Written instruction: Extract, exactly as written, all lines of the material below from the line that includes "Read all visible content and emit it as JSON." through its last line.

**** Records for this exercise ****

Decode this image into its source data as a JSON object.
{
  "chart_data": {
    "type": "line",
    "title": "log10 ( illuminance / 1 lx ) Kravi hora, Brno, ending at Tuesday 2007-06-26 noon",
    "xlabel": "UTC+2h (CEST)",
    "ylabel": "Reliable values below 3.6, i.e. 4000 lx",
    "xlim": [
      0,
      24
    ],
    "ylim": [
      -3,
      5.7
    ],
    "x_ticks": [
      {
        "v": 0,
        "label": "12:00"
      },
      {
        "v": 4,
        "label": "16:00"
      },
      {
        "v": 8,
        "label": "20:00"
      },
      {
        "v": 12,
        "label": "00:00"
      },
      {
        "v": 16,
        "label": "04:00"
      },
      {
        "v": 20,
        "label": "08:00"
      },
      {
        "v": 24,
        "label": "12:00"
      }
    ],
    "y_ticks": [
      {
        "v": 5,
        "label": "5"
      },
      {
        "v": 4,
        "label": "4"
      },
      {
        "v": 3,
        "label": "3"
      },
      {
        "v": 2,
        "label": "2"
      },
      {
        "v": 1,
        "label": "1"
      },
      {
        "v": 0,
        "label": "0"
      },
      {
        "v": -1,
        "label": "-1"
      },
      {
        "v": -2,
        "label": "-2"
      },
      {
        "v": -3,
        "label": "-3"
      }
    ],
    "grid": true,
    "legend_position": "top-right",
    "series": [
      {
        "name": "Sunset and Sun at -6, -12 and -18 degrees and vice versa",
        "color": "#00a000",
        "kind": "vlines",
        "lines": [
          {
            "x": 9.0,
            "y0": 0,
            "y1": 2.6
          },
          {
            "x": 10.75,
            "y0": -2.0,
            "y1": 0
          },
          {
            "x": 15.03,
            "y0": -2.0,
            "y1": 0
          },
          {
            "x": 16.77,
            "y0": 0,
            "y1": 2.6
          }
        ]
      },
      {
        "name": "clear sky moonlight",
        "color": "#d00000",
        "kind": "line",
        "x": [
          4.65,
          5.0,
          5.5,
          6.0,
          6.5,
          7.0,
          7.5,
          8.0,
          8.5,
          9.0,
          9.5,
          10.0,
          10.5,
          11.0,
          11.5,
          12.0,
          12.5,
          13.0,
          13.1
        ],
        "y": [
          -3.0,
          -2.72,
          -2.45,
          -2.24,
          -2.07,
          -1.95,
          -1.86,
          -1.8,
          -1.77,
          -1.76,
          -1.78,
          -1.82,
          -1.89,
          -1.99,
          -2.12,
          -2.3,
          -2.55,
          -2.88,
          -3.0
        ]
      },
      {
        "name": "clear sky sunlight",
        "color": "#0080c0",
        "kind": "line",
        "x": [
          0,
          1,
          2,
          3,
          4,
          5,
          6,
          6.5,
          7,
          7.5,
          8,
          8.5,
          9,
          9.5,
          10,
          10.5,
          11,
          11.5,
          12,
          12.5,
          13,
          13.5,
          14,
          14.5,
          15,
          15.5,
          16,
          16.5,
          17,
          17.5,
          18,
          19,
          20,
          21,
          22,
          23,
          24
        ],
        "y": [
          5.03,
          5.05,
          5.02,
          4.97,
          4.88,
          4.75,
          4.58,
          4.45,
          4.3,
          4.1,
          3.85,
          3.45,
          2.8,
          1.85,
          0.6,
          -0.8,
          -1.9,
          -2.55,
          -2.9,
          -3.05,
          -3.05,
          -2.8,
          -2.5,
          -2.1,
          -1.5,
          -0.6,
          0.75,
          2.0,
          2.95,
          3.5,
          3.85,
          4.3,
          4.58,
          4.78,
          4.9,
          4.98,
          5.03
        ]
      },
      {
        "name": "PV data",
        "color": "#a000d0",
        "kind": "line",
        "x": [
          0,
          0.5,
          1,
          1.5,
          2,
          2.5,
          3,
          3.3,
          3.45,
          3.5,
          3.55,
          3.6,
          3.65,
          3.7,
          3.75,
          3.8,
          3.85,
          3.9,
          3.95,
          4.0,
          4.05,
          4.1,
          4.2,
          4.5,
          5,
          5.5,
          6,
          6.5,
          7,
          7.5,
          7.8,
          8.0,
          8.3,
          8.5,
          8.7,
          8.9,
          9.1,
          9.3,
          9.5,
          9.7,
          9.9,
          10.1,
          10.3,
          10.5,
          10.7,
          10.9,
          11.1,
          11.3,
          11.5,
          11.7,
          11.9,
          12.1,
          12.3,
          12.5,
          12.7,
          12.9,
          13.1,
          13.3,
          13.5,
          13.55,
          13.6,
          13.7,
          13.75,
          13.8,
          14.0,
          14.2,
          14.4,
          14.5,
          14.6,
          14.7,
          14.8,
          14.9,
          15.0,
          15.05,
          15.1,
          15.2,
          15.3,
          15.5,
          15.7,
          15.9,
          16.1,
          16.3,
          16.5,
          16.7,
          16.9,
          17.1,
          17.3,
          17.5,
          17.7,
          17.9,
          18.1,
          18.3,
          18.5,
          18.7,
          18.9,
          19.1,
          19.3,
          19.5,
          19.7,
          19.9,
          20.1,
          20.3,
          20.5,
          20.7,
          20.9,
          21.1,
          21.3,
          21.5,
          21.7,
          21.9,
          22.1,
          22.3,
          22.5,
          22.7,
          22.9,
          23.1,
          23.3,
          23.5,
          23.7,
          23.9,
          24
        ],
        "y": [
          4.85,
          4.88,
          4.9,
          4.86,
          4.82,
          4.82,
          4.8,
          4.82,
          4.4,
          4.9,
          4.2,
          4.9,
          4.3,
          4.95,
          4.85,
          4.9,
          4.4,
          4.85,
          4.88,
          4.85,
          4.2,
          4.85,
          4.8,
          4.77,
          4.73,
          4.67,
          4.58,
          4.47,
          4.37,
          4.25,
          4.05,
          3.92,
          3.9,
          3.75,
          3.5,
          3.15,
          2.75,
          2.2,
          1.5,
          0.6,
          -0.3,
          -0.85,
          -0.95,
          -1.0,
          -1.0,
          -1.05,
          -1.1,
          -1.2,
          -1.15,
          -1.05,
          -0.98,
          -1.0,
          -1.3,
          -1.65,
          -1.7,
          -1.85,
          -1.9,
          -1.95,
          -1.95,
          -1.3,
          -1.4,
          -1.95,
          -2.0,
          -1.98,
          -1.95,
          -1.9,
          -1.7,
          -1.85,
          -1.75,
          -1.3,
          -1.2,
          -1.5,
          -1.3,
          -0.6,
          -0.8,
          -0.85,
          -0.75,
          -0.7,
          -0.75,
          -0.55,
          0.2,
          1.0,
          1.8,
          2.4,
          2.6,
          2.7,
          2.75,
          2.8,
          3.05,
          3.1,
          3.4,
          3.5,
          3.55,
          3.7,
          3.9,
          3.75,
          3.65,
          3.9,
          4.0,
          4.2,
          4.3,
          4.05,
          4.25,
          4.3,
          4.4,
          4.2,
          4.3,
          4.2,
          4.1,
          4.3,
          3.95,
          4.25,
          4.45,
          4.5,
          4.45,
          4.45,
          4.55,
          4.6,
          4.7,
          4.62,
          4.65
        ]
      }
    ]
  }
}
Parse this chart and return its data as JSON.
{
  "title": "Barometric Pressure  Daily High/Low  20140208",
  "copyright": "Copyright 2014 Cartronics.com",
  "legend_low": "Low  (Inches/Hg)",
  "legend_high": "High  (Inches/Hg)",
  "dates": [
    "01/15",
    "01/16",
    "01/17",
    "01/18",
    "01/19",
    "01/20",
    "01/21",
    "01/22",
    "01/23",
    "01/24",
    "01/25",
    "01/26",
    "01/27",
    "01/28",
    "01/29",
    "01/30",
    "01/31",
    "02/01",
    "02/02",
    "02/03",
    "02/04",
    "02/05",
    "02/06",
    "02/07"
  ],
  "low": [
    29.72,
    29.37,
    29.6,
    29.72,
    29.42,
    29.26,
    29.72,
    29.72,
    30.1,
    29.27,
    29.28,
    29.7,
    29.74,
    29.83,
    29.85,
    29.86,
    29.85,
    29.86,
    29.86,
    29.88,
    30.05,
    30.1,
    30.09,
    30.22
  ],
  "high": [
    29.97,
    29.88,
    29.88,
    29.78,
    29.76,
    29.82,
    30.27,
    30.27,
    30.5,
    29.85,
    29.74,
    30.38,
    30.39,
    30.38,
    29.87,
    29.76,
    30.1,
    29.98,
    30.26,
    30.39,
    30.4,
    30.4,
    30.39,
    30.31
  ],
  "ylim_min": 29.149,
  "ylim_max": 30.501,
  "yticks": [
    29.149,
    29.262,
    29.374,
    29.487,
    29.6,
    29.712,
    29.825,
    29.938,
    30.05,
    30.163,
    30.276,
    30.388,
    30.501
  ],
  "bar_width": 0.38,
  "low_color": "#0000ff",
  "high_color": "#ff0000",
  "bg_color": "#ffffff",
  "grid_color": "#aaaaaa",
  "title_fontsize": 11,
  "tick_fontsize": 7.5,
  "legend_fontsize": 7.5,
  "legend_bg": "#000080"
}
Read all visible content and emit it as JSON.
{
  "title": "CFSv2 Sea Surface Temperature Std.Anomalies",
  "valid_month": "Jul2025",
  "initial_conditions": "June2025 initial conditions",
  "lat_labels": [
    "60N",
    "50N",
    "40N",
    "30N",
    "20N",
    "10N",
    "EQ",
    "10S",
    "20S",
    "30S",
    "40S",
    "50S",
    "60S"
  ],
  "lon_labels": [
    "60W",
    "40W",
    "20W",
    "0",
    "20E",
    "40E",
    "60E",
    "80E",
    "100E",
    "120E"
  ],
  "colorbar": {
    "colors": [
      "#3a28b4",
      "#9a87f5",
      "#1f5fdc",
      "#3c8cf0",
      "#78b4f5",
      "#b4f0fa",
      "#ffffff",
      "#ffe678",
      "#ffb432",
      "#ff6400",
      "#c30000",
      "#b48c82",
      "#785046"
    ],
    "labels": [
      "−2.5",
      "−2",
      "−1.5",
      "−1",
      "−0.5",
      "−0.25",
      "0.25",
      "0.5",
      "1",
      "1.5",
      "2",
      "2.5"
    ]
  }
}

****

Written solution:
Read all visible content and emit it as JSON.
{
  "title": "CFSv2 Sea Surface Temperature Std.Anomalies",
  "valid_month": "Jul2025",
  "initial_conditions": "June2025 initial conditions",
  "lat_labels": [
    "60N",
    "50N",
    "40N",
    "30N",
    "20N",
    "10N",
    "EQ",
    "10S",
    "20S",
    "30S",
    "40S",
    "50S",
    "60S"
  ],
  "lon_labels": [
    "60W",
    "40W",
    "20W",
    "0",
    "20E",
    "40E",
    "60E",
    "80E",
    "100E",
    "120E"
  ],
  "colorbar": {
    "colors": [
      "#3a28b4",
      "#9a87f5",
      "#1f5fdc",
      "#3c8cf0",
      "#78b4f5",
      "#b4f0fa",
      "#ffffff",
      "#ffe678",
      "#ffb432",
      "#ff6400",
      "#c30000",
      "#b48c82",
      "#785046"
    ],
    "labels": [
      "−2.5",
      "−2",
      "−1.5",
      "−1",
      "−0.5",
      "−0.25",
      "0.25",
      "0.5",
      "1",
      "1.5",
      "2",
      "2.5"
    ]
  }
}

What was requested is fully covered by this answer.